START Stored rows

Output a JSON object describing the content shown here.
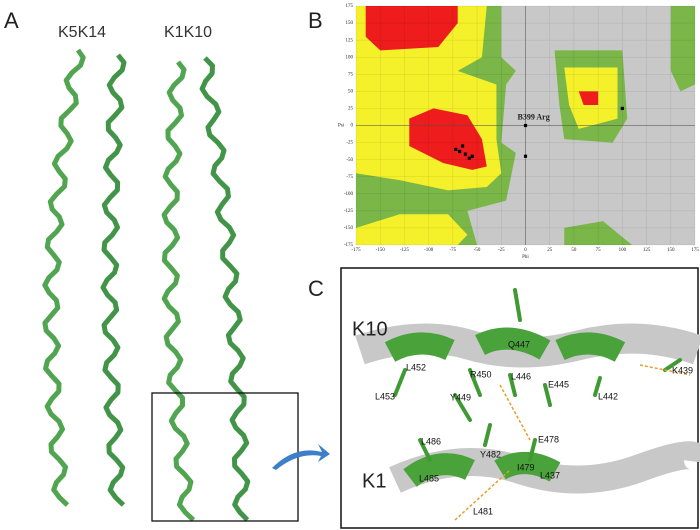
{
  "panels": {
    "a": {
      "label": "A",
      "titles": [
        "K5K14",
        "K1K10"
      ]
    },
    "b": {
      "label": "B"
    },
    "c": {
      "label": "C",
      "chains": [
        "K10",
        "K1"
      ],
      "residues": [
        "Q447",
        "L452",
        "R450",
        "L446",
        "E445",
        "K439",
        "L453",
        "Y449",
        "L442",
        "L486",
        "E478",
        "Y482",
        "I479",
        "L437",
        "L485",
        "L481"
      ]
    }
  },
  "chart_data": {
    "type": "scatter",
    "xlabel": "Phi",
    "ylabel": "Psi",
    "xlim": [
      -175,
      175
    ],
    "ylim": [
      -175,
      175
    ],
    "xticks": [
      -175,
      -150,
      -125,
      -100,
      -75,
      -50,
      -25,
      0,
      25,
      50,
      75,
      100,
      125,
      150,
      175
    ],
    "yticks": [
      -175,
      -150,
      -125,
      -100,
      -75,
      -50,
      -25,
      0,
      25,
      50,
      75,
      100,
      125,
      150,
      175
    ],
    "x": [
      -68,
      -62,
      -58,
      -72,
      -65,
      -55,
      0,
      0,
      100
    ],
    "y": [
      -38,
      -42,
      -48,
      -35,
      -30,
      -45,
      0,
      -45,
      25
    ],
    "annotation": "B399 Arg",
    "color": "#000000",
    "grid": true
  }
}
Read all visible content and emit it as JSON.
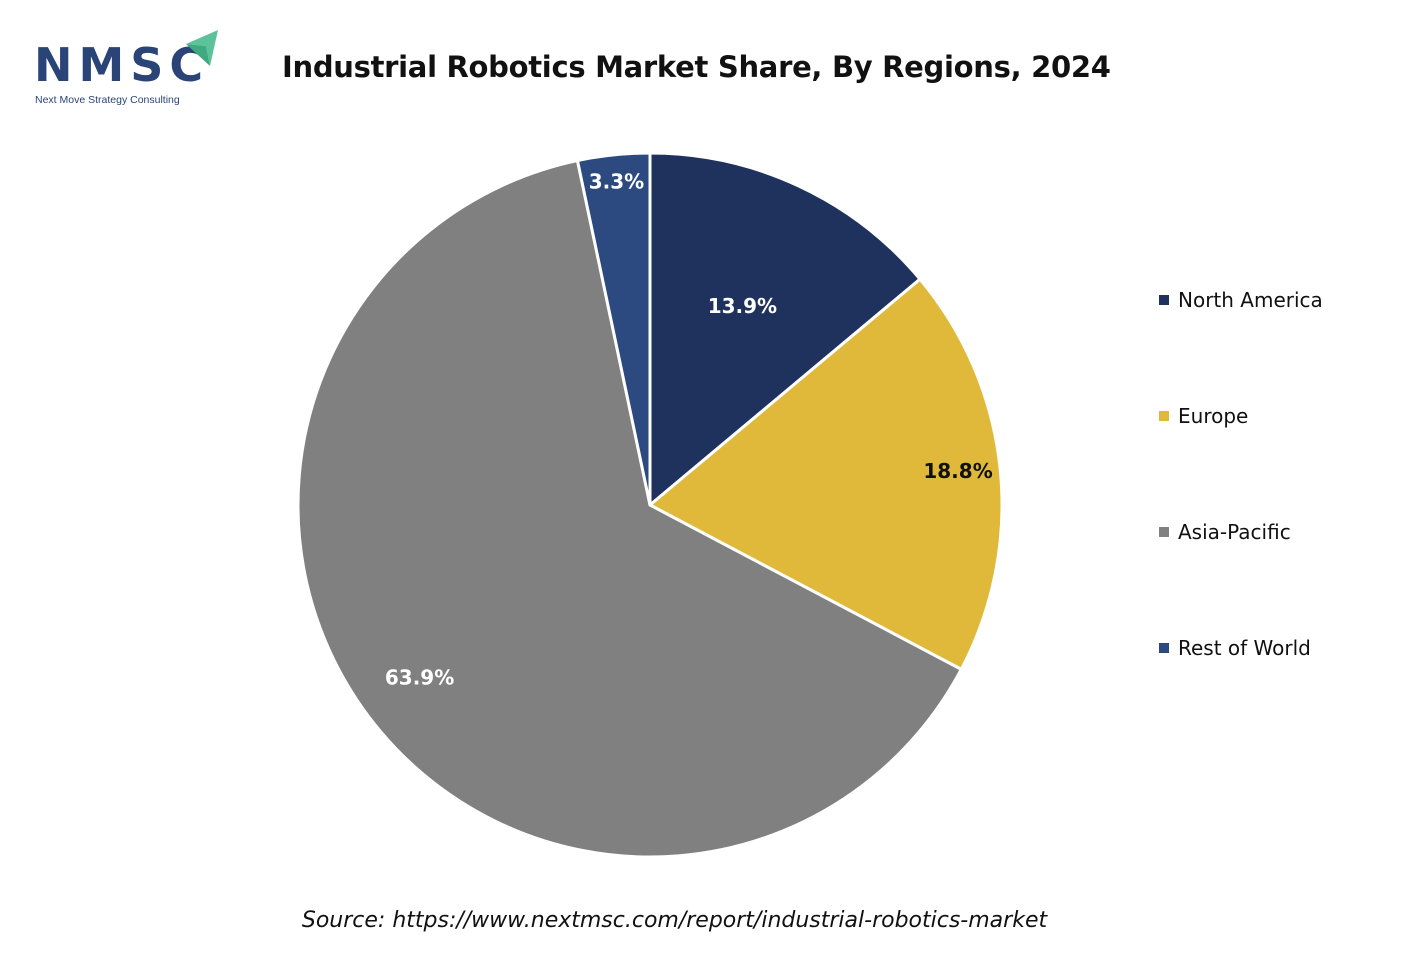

END Stored rows

Task to carry out » Copy the records exactly as they appear, excluding images.

In response »
Output a JSON object describing the content shown here.
{
  "panels": {
    "a": {
      "label": "A",
      "titles": [
        "K5K14",
        "K1K10"
      ]
    },
    "b": {
      "label": "B"
    },
    "c": {
      "label": "C",
      "chains": [
        "K10",
        "K1"
      ],
      "residues": [
        "Q447",
        "L452",
        "R450",
        "L446",
        "E445",
        "K439",
        "L453",
        "Y449",
        "L442",
        "L486",
        "E478",
        "Y482",
        "I479",
        "L437",
        "L485",
        "L481"
      ]
    }
  },
  "chart_data": {
    "type": "scatter",
    "xlabel": "Phi",
    "ylabel": "Psi",
    "xlim": [
      -175,
      175
    ],
    "ylim": [
      -175,
      175
    ],
    "xticks": [
      -175,
      -150,
      -125,
      -100,
      -75,
      -50,
      -25,
      0,
      25,
      50,
      75,
      100,
      125,
      150,
      175
    ],
    "yticks": [
      -175,
      -150,
      -125,
      -100,
      -75,
      -50,
      -25,
      0,
      25,
      50,
      75,
      100,
      125,
      150,
      175
    ],
    "x": [
      -68,
      -62,
      -58,
      -72,
      -65,
      -55,
      0,
      0,
      100
    ],
    "y": [
      -38,
      -42,
      -48,
      -35,
      -30,
      -45,
      0,
      -45,
      25
    ],
    "annotation": "B399 Arg",
    "color": "#000000",
    "grid": true
  }
}
Read all visible content and emit it as JSON.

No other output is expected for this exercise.